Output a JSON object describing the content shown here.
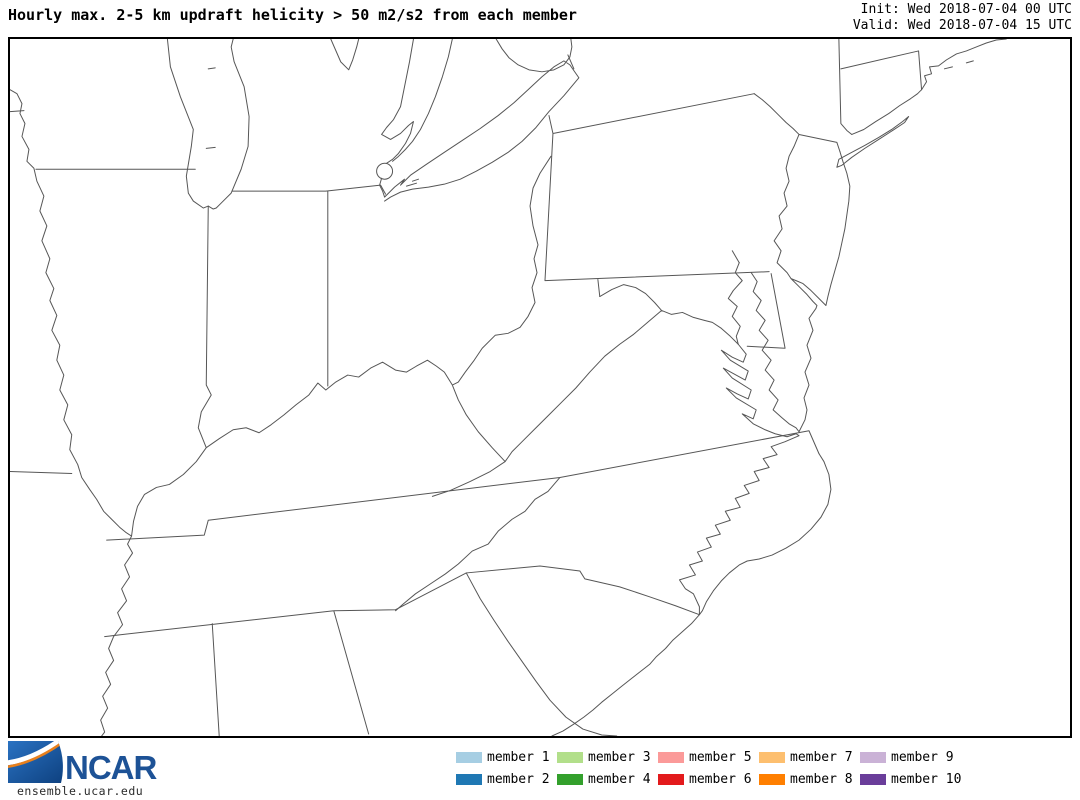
{
  "header": {
    "title": "Hourly max. 2-5 km updraft helicity > 50 m2/s2 from each member",
    "init_label": "Init: Wed 2018-07-04 00 UTC",
    "valid_label": "Valid: Wed 2018-07-04 15 UTC"
  },
  "map": {
    "frame_color": "#000000",
    "outline_color": "#565656",
    "background": "#ffffff"
  },
  "footer": {
    "logo_text": "NCAR",
    "logo_blue": "#1d5296",
    "logo_swoosh_orange": "#e8801d",
    "site_url": "ensemble.ucar.edu",
    "legend": {
      "members": [
        {
          "label": "member 1",
          "color": "#a6cee3"
        },
        {
          "label": "member 2",
          "color": "#1f78b4"
        },
        {
          "label": "member 3",
          "color": "#b2df8a"
        },
        {
          "label": "member 4",
          "color": "#33a02c"
        },
        {
          "label": "member 5",
          "color": "#fb9a99"
        },
        {
          "label": "member 6",
          "color": "#e31a1c"
        },
        {
          "label": "member 7",
          "color": "#fdbf6f"
        },
        {
          "label": "member 8",
          "color": "#ff7f00"
        },
        {
          "label": "member 9",
          "color": "#cab2d6"
        },
        {
          "label": "member 10",
          "color": "#6a3d9a"
        }
      ]
    }
  }
}
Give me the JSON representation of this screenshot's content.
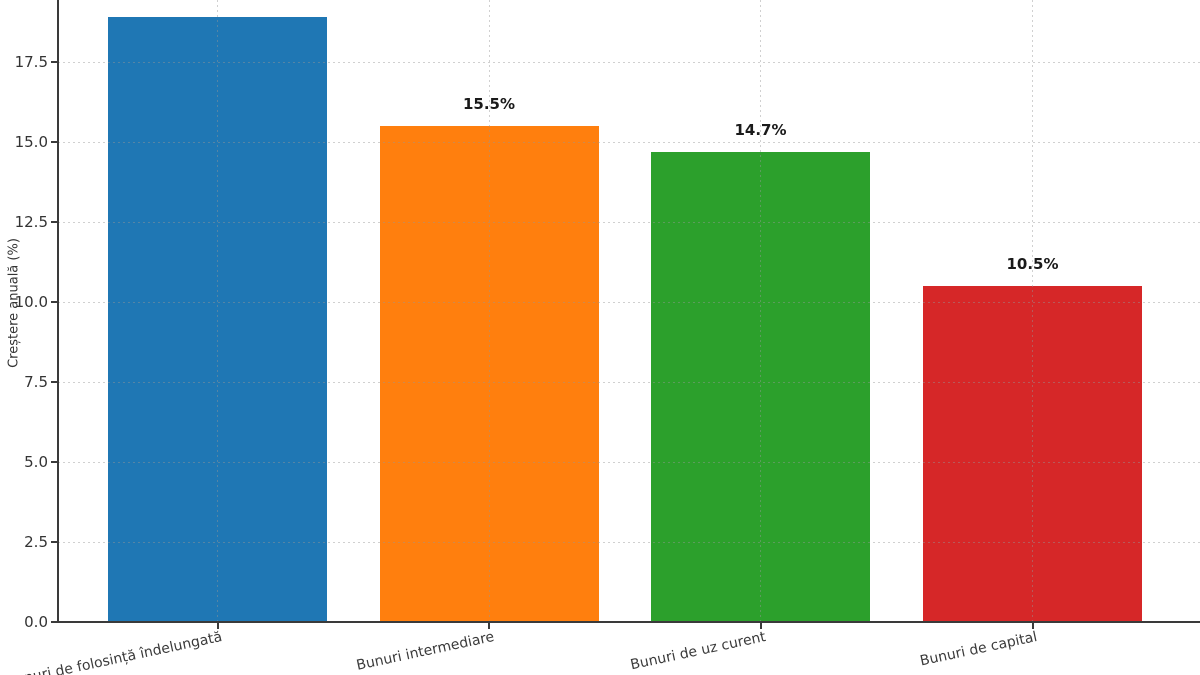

_Task directions_
Transcribe all of the records above character for character. Exclude the pictures.

_Answer to this exercise_
Output a JSON object describing the content shown here.
{
  "header": {
    "title": "Hourly max. 2-5 km updraft helicity > 50 m2/s2 from each member",
    "init_label": "Init: Wed 2018-07-04 00 UTC",
    "valid_label": "Valid: Wed 2018-07-04 15 UTC"
  },
  "map": {
    "frame_color": "#000000",
    "outline_color": "#565656",
    "background": "#ffffff"
  },
  "footer": {
    "logo_text": "NCAR",
    "logo_blue": "#1d5296",
    "logo_swoosh_orange": "#e8801d",
    "site_url": "ensemble.ucar.edu",
    "legend": {
      "members": [
        {
          "label": "member 1",
          "color": "#a6cee3"
        },
        {
          "label": "member 2",
          "color": "#1f78b4"
        },
        {
          "label": "member 3",
          "color": "#b2df8a"
        },
        {
          "label": "member 4",
          "color": "#33a02c"
        },
        {
          "label": "member 5",
          "color": "#fb9a99"
        },
        {
          "label": "member 6",
          "color": "#e31a1c"
        },
        {
          "label": "member 7",
          "color": "#fdbf6f"
        },
        {
          "label": "member 8",
          "color": "#ff7f00"
        },
        {
          "label": "member 9",
          "color": "#cab2d6"
        },
        {
          "label": "member 10",
          "color": "#6a3d9a"
        }
      ]
    }
  }
}
Give me the JSON representation of this screenshot's content.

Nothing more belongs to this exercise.